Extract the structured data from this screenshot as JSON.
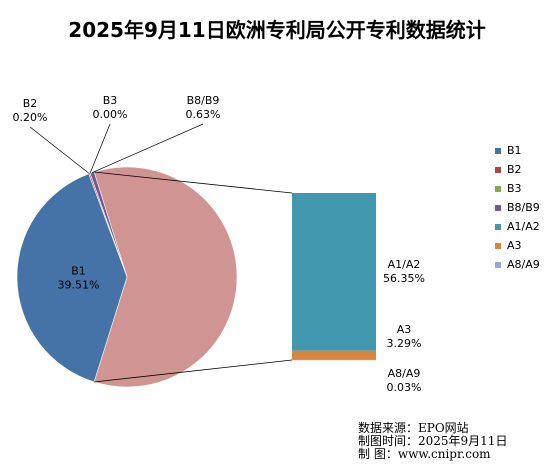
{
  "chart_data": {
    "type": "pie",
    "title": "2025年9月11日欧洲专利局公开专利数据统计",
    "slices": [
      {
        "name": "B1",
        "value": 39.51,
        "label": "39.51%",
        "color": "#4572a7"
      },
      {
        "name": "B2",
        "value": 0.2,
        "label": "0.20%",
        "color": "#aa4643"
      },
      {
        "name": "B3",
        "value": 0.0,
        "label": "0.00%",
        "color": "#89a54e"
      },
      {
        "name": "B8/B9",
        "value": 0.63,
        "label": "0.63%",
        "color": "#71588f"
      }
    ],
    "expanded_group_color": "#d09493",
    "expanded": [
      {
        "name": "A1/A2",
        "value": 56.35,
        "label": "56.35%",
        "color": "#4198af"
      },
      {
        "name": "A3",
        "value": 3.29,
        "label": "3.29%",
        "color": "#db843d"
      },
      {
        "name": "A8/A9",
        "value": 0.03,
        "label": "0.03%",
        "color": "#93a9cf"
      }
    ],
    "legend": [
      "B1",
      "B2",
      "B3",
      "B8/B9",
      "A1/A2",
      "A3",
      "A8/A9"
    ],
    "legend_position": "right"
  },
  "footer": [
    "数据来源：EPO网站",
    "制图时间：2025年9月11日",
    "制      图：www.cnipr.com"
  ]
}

+--

> **Exercise details**: Do not include images; quote all of the entries above exactly.

> **Answer**:
Extract the structured data from this screenshot as JSON.
{
  "chart_data": {
    "type": "pie",
    "title": "2025年9月11日欧洲专利局公开专利数据统计",
    "slices": [
      {
        "name": "B1",
        "value": 39.51,
        "label": "39.51%",
        "color": "#4572a7"
      },
      {
        "name": "B2",
        "value": 0.2,
        "label": "0.20%",
        "color": "#aa4643"
      },
      {
        "name": "B3",
        "value": 0.0,
        "label": "0.00%",
        "color": "#89a54e"
      },
      {
        "name": "B8/B9",
        "value": 0.63,
        "label": "0.63%",
        "color": "#71588f"
      }
    ],
    "expanded_group_color": "#d09493",
    "expanded": [
      {
        "name": "A1/A2",
        "value": 56.35,
        "label": "56.35%",
        "color": "#4198af"
      },
      {
        "name": "A3",
        "value": 3.29,
        "label": "3.29%",
        "color": "#db843d"
      },
      {
        "name": "A8/A9",
        "value": 0.03,
        "label": "0.03%",
        "color": "#93a9cf"
      }
    ],
    "legend": [
      "B1",
      "B2",
      "B3",
      "B8/B9",
      "A1/A2",
      "A3",
      "A8/A9"
    ],
    "legend_position": "right"
  },
  "footer": [
    "数据来源：EPO网站",
    "制图时间：2025年9月11日",
    "制      图：www.cnipr.com"
  ]
}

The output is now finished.